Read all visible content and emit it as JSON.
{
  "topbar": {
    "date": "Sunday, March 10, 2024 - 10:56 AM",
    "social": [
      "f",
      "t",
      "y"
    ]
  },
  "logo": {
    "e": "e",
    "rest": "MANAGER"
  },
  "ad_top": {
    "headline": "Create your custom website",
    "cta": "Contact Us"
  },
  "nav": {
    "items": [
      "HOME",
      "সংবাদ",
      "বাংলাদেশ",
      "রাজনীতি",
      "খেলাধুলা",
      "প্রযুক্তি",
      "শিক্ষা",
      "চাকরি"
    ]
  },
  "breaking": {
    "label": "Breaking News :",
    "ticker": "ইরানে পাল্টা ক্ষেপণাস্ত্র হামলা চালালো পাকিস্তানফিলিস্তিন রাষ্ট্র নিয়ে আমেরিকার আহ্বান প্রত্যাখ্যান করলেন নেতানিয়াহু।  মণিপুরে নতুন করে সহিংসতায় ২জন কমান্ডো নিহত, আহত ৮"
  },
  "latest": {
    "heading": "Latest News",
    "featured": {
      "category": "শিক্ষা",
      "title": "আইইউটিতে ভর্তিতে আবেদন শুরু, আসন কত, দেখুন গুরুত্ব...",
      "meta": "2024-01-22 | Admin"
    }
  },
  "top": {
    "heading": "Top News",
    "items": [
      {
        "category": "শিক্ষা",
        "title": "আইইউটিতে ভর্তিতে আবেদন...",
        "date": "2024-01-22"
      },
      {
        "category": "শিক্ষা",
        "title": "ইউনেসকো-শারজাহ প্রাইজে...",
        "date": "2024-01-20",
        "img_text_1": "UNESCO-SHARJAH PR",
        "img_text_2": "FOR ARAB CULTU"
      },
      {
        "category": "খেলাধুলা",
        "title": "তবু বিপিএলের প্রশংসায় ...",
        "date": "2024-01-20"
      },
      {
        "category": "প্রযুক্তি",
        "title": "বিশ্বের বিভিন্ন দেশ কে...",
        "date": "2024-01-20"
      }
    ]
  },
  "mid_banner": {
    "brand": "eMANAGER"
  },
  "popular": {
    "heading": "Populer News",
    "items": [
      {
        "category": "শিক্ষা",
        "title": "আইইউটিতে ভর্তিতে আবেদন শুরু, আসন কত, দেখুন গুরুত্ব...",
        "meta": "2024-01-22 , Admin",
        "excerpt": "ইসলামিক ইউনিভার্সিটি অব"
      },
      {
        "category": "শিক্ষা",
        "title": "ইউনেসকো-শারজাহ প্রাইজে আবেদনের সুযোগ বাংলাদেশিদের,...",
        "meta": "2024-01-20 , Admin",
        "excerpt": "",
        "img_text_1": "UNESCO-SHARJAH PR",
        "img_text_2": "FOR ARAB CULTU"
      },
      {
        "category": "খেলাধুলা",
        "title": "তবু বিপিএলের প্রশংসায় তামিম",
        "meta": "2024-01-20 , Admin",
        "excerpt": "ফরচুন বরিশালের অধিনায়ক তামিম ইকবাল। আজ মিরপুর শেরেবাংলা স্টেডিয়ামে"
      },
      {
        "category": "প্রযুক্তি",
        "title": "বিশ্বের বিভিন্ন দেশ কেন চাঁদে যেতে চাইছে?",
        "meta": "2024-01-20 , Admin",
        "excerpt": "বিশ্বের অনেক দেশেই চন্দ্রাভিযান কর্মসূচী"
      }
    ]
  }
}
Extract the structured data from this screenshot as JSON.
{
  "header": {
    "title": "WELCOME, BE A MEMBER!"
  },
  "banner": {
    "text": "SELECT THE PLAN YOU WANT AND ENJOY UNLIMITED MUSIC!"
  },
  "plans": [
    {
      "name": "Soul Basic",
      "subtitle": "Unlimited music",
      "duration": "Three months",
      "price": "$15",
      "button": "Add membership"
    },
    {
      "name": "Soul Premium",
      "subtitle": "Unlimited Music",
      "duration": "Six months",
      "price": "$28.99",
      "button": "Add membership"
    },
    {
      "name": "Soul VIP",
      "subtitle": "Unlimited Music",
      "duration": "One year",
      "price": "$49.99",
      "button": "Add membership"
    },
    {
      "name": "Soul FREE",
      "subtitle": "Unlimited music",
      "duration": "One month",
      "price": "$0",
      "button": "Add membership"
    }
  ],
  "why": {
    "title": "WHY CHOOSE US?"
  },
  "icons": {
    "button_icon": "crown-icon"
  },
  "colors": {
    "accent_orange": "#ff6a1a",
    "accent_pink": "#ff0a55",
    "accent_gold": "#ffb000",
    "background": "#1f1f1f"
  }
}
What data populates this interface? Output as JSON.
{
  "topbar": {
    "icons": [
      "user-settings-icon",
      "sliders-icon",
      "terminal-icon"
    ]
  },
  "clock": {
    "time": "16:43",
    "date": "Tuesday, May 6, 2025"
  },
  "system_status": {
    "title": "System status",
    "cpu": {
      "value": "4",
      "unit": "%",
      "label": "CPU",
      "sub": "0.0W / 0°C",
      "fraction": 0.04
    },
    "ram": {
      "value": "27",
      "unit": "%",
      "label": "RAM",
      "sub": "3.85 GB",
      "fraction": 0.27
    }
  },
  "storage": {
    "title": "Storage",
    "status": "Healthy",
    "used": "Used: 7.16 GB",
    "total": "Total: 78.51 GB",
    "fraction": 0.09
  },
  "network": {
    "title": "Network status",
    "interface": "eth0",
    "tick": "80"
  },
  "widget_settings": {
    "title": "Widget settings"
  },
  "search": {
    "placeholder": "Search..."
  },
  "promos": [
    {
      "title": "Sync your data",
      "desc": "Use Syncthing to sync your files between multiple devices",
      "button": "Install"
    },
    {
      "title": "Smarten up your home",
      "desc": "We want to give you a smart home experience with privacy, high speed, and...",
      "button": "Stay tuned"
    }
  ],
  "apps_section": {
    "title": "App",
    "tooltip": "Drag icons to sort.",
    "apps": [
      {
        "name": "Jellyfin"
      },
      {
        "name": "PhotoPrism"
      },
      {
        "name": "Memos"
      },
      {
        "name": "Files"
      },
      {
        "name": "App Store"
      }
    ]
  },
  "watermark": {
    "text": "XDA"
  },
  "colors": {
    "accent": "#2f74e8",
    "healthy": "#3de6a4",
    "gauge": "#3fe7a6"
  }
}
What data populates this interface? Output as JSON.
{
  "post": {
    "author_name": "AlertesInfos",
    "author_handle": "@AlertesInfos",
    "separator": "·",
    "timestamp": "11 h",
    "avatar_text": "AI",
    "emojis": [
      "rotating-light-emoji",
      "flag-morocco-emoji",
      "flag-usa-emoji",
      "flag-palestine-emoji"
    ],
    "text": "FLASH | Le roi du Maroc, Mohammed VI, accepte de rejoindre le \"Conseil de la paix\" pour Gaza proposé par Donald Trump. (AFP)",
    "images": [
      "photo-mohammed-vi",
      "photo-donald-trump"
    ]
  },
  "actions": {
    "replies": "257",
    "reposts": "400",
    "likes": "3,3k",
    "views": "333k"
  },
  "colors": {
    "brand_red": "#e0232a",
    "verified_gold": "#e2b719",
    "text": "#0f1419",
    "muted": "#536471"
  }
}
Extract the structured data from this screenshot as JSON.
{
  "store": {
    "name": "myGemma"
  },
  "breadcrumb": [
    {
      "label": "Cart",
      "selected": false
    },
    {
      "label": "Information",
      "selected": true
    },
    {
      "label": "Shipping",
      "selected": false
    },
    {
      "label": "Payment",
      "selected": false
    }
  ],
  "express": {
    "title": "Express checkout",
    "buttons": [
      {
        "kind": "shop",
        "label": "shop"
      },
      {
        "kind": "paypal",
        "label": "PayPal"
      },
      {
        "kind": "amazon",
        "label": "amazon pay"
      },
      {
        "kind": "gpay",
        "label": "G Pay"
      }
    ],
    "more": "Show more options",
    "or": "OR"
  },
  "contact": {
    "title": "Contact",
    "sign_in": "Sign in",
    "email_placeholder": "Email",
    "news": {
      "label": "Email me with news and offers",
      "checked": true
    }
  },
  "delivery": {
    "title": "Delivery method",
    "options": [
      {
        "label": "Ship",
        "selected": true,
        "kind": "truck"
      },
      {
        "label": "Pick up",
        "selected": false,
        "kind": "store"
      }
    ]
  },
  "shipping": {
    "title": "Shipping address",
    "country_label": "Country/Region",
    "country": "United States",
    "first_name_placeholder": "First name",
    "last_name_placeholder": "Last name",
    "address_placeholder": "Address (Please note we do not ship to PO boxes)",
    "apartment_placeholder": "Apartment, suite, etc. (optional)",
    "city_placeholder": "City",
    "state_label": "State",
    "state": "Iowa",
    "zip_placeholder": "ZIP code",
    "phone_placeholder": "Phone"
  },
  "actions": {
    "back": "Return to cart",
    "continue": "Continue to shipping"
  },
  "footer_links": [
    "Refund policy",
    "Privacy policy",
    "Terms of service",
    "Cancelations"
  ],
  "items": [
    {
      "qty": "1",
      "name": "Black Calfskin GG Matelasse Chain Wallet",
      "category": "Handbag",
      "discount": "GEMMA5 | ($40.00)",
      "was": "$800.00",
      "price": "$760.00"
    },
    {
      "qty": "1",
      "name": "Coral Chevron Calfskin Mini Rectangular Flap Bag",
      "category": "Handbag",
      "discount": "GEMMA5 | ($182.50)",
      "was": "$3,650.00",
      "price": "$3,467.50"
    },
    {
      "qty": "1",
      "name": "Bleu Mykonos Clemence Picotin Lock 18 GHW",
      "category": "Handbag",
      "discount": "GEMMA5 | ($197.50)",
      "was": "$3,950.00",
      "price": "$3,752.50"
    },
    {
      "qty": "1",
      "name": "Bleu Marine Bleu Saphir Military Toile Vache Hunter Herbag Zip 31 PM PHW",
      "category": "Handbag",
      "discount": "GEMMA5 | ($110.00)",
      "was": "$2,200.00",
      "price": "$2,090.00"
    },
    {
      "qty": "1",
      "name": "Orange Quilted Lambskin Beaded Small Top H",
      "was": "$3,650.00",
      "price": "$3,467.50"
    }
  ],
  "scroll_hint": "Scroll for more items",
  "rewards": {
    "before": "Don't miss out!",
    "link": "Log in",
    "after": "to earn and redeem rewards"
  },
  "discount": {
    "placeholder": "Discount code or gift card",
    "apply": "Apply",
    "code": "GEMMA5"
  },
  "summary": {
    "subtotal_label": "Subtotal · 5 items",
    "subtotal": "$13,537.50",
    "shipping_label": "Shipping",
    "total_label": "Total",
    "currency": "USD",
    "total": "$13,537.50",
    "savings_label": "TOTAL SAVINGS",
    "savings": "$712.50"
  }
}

┄┄┄┄┄┄┄┄┄┄

— Exercise prompt —
Of the lines in the material, how many hold the word "Bleu"? Reply with the number only.

— Result for this task —
2